**WHAT YOU HAVE TO DO:**
Report every line in the listing that contains the string "entries".
===== DATA FOR THE TASK
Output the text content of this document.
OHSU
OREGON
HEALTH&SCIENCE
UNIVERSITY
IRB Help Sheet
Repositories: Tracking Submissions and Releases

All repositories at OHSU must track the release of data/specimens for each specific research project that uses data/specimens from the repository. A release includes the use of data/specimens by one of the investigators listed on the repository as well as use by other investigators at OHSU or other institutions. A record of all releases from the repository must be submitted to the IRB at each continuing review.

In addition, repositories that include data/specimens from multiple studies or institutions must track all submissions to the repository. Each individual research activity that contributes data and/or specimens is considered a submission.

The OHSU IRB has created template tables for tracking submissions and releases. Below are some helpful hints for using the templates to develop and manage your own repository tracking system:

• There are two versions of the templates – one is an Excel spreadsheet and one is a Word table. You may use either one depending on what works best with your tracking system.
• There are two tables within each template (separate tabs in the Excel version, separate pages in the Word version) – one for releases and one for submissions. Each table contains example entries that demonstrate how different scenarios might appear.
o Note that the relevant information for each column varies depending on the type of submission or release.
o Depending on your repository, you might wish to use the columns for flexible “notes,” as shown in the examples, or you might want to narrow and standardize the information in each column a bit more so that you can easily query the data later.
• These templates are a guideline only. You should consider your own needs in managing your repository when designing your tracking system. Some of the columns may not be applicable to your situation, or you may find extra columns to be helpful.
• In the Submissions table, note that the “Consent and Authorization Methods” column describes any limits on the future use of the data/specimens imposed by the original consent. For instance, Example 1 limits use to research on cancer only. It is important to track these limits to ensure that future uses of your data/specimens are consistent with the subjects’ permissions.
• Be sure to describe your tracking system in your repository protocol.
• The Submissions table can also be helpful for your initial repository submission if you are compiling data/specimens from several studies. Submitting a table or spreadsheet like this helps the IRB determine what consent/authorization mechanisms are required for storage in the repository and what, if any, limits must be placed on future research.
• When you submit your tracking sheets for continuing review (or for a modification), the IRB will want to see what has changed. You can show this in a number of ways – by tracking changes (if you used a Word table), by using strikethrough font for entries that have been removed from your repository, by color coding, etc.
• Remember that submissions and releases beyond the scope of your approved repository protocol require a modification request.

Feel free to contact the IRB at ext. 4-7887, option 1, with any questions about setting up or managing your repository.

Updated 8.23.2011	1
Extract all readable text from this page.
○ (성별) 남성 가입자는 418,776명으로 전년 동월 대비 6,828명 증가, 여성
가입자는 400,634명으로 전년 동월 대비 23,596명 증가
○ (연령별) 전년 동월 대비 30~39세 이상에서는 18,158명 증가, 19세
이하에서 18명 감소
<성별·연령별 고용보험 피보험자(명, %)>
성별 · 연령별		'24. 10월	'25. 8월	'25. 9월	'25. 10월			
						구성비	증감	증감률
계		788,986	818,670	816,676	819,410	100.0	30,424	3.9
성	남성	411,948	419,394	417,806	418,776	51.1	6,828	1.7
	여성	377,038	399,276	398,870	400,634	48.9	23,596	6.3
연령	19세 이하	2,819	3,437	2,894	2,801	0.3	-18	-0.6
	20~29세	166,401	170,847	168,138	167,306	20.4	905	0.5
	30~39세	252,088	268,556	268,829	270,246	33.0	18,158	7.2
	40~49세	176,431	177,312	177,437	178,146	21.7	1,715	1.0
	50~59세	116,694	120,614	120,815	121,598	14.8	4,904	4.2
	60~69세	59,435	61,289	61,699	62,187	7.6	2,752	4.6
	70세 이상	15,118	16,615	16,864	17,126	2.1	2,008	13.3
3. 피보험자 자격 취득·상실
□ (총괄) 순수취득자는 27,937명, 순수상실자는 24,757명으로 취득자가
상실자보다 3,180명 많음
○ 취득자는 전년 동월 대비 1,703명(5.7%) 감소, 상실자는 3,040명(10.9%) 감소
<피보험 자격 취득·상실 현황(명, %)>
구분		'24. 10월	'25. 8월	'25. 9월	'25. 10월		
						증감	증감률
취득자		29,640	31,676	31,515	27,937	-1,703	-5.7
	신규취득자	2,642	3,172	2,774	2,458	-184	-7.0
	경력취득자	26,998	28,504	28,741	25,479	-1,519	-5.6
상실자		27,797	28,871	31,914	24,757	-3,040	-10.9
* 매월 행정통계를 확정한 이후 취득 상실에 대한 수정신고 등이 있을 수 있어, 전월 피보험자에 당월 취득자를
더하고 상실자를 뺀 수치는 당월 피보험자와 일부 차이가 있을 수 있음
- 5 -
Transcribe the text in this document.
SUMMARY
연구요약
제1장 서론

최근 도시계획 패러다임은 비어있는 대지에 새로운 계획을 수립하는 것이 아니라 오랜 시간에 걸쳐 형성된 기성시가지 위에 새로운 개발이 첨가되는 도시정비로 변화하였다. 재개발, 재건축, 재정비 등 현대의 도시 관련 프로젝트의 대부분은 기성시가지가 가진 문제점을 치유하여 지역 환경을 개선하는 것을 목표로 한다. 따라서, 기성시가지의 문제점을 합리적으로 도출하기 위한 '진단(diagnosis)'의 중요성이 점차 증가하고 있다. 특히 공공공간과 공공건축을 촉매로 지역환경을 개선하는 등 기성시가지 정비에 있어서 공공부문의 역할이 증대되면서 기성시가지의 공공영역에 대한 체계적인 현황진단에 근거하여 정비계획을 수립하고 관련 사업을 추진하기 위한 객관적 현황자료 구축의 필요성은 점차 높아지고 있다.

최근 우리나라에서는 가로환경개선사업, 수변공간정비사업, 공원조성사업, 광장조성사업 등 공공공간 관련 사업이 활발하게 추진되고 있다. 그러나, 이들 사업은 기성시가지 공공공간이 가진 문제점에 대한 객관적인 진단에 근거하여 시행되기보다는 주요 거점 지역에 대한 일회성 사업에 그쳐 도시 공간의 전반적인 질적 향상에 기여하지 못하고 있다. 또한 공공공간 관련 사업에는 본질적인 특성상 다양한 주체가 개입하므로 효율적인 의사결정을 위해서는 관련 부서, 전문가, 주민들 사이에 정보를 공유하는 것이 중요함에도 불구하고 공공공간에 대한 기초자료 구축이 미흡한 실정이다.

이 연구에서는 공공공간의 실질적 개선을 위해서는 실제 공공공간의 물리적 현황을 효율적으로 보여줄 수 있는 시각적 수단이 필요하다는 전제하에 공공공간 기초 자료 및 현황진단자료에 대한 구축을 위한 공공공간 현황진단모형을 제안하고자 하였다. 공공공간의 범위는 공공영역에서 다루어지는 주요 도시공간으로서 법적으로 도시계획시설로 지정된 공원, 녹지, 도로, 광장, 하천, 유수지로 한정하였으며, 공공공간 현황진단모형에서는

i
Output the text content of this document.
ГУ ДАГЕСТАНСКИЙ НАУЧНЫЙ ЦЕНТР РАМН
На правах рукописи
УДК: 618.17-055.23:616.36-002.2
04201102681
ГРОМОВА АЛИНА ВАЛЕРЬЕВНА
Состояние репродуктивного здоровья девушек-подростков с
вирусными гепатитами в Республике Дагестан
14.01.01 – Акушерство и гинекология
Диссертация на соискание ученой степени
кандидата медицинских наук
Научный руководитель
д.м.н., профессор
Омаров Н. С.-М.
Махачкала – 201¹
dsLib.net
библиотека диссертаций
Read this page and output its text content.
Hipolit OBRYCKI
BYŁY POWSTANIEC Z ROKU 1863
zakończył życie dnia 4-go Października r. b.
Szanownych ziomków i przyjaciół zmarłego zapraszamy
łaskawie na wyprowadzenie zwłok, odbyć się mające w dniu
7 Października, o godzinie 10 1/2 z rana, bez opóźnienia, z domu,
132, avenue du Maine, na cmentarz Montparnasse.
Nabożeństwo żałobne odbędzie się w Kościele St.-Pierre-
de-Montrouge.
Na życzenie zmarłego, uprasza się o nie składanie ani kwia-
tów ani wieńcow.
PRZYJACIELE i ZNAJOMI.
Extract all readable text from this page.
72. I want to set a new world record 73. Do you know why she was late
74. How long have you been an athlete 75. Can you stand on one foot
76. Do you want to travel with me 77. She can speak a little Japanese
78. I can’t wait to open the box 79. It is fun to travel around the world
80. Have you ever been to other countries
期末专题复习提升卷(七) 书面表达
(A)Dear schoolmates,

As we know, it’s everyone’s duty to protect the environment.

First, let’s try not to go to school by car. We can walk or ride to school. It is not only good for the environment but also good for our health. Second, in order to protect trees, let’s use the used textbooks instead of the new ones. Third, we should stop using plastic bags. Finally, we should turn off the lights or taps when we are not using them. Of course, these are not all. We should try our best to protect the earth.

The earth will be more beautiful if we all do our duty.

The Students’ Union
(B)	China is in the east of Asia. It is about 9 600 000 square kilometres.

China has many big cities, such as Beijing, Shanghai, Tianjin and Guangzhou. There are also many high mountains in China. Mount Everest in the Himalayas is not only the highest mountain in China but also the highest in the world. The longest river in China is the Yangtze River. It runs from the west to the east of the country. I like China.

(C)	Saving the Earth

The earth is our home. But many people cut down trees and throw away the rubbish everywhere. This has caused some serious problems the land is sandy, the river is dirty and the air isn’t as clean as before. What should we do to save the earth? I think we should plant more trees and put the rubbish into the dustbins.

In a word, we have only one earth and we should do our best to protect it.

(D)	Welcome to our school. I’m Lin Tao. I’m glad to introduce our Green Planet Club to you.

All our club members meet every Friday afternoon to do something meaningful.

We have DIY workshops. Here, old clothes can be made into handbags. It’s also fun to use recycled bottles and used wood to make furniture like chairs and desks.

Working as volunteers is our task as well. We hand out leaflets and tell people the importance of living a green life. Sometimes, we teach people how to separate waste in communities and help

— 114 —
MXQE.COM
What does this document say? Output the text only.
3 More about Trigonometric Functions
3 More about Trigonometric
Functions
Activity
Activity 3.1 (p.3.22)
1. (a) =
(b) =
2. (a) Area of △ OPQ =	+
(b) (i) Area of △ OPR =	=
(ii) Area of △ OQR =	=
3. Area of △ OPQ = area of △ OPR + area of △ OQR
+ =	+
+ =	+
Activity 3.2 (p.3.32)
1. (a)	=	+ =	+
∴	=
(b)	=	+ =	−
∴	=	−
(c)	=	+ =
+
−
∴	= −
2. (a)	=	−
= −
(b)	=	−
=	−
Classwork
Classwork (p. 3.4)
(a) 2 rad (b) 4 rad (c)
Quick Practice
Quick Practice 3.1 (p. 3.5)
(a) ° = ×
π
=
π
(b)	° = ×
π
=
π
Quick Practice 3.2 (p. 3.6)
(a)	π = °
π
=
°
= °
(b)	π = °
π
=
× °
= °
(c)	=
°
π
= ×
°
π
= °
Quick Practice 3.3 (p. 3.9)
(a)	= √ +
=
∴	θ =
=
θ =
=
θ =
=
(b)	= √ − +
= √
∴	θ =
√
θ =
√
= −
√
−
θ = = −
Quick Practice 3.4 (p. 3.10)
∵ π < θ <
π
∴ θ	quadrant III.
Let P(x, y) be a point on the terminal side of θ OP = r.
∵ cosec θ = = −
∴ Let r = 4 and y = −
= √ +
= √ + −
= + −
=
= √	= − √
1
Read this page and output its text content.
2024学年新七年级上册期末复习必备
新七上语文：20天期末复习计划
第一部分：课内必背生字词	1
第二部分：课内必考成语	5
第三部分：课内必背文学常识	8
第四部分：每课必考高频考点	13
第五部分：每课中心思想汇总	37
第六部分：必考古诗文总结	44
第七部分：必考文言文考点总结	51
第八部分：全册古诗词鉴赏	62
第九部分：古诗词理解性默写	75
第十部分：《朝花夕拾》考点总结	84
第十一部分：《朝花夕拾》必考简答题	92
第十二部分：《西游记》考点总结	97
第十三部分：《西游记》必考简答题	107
==========
**WRITTEN RESPONSE:**
• There are two tables within each template (separate tabs in the Excel version, separate pages in the Word version) – one for releases and one for submissions. Each table contains example entries that demonstrate how different scenarios might appear.
• When you submit your tracking sheets for continuing review (or for a modification), the IRB will want to see what has changed. You can show this in a number of ways – by tracking changes (if you used a Word table), by using strikethrough font for entries that have been removed from your repository, by color coding, etc.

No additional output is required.